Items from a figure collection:
★ ★ ★ ★ ★ ★ ★
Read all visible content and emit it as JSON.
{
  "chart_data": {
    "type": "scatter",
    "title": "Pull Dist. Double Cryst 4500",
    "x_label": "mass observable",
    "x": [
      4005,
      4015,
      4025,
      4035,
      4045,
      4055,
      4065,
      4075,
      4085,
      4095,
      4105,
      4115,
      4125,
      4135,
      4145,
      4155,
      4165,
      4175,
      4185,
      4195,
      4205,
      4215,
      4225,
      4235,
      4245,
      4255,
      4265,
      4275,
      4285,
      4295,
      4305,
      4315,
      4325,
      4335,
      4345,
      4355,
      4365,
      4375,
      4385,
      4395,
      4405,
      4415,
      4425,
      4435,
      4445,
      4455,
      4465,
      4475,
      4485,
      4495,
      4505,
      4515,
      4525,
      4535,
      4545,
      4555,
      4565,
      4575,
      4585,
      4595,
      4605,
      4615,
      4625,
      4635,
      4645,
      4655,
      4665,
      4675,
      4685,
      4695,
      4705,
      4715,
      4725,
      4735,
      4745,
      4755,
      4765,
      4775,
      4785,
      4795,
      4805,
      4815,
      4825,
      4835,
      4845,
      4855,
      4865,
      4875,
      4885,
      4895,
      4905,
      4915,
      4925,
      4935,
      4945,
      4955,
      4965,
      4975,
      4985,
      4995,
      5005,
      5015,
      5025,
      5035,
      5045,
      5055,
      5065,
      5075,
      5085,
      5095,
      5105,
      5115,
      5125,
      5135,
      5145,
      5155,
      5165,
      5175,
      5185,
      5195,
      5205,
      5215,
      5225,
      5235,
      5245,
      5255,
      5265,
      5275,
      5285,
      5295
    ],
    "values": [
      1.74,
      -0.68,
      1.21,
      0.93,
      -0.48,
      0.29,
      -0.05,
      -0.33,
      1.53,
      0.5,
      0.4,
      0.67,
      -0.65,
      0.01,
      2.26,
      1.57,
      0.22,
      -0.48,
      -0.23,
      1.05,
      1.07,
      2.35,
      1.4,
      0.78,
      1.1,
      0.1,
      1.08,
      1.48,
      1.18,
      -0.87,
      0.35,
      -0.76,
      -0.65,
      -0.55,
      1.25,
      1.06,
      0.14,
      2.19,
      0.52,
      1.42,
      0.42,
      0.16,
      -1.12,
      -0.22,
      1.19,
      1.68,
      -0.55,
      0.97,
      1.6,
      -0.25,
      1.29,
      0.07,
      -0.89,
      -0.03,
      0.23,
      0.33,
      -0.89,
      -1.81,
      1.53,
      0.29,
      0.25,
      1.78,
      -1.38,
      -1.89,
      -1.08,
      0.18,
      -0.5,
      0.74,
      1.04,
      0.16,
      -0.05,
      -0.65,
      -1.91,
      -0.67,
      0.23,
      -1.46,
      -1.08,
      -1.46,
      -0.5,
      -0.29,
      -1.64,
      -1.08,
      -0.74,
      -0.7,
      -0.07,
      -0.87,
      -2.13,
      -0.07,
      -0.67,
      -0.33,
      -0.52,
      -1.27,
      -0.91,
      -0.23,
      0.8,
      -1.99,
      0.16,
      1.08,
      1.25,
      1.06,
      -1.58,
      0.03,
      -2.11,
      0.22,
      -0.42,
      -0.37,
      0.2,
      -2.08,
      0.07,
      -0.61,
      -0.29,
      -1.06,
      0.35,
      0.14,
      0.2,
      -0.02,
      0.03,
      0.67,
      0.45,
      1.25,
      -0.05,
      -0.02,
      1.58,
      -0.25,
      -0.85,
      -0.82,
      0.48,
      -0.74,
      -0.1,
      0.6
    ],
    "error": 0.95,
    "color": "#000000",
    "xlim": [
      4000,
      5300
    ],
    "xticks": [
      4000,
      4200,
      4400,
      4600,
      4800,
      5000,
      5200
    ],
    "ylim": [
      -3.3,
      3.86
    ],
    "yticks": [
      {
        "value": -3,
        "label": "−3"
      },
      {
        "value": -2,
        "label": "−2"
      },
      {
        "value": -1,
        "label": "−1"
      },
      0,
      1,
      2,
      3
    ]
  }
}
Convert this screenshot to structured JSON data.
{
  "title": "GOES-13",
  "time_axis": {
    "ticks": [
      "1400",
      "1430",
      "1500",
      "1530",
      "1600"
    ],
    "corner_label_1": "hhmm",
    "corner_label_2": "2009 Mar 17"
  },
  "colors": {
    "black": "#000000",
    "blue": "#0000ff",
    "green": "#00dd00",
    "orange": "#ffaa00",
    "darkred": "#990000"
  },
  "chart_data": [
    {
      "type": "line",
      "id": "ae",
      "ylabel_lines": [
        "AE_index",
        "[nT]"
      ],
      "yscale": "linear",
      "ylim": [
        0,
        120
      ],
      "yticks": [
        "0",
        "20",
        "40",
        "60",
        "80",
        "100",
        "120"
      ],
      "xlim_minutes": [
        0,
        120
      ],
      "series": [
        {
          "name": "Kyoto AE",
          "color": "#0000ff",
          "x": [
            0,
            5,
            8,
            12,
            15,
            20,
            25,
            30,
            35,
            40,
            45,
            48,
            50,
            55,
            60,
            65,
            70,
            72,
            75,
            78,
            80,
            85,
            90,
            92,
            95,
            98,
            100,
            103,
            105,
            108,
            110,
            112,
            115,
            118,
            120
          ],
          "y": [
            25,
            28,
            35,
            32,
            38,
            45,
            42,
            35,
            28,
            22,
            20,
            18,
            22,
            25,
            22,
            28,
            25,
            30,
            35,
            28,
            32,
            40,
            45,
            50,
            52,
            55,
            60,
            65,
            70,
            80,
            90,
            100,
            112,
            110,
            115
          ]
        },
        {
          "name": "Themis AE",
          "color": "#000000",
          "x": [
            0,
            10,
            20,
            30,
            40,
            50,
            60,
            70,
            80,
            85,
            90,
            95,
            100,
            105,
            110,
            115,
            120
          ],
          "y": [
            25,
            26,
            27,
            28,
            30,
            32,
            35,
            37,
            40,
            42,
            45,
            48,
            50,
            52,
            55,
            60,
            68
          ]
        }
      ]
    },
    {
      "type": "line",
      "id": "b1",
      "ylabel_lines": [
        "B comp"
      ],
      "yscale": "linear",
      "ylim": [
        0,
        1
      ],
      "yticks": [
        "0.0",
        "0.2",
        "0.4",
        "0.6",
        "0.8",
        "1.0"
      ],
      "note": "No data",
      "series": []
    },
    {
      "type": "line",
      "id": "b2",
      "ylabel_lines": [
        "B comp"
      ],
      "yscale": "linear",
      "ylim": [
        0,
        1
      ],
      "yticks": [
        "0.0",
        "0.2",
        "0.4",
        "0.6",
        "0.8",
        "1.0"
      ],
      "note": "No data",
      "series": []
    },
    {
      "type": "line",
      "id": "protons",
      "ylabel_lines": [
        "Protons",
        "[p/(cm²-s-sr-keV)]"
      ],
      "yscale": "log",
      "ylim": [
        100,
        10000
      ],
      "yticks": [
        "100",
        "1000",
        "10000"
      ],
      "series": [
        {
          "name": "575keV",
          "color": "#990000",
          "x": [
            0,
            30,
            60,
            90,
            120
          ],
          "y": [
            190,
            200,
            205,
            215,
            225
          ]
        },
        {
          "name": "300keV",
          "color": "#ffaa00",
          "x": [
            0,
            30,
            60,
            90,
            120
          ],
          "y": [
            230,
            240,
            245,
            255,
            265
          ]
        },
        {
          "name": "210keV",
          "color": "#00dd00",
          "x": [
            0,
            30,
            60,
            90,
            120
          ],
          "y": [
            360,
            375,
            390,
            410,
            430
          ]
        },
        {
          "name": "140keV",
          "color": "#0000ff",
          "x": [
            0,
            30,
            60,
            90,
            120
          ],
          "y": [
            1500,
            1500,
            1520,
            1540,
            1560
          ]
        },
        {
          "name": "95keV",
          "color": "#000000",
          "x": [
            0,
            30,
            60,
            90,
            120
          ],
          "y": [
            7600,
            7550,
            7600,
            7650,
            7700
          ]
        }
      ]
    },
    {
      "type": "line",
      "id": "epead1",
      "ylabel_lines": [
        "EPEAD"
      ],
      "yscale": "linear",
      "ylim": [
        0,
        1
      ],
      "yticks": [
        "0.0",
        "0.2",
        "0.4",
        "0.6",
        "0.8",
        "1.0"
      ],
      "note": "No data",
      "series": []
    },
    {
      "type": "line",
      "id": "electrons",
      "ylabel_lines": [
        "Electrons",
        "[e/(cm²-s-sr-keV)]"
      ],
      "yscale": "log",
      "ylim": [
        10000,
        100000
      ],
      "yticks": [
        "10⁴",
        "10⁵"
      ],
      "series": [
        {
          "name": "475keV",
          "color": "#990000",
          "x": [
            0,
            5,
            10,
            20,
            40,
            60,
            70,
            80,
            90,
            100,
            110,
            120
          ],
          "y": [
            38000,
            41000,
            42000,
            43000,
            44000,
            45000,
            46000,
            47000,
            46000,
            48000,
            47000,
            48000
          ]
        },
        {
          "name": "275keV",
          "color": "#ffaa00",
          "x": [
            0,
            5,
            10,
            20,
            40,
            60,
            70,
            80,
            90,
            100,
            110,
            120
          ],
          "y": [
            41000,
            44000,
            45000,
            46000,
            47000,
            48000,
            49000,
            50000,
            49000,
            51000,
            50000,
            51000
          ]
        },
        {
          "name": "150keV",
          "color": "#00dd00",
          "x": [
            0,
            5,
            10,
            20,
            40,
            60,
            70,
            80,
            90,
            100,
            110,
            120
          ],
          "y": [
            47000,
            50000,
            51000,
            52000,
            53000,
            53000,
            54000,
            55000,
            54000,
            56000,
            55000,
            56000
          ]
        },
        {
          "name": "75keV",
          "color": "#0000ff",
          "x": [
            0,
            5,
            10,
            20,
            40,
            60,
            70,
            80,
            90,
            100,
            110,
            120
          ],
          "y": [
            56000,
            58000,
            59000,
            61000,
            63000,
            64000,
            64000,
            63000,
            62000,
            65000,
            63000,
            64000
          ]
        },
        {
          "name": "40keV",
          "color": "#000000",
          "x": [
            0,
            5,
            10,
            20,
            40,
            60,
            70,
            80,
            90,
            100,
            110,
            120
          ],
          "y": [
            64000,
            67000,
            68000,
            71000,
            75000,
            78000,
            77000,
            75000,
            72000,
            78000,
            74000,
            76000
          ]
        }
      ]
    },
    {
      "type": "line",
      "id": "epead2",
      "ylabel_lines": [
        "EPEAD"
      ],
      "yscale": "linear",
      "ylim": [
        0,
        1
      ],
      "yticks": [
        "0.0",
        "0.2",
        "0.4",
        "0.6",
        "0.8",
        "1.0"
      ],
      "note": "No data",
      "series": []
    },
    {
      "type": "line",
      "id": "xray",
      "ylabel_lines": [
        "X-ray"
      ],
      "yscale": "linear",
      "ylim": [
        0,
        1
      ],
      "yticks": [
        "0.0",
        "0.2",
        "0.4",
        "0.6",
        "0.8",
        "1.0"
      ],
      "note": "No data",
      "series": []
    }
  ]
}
★ ★ ★ ★ ★ ★ ★
* **AIM OF THE TASK**
Copy all lines in the listing above where the string "name" appears.

* **RESULT FOR THIS EXERCISE**
          "name": "Kyoto AE",
          "name": "Themis AE",
          "name": "575keV",
          "name": "300keV",
          "name": "210keV",
          "name": "140keV",
          "name": "95keV",
          "name": "475keV",
          "name": "275keV",
          "name": "150keV",
          "name": "75keV",
          "name": "40keV",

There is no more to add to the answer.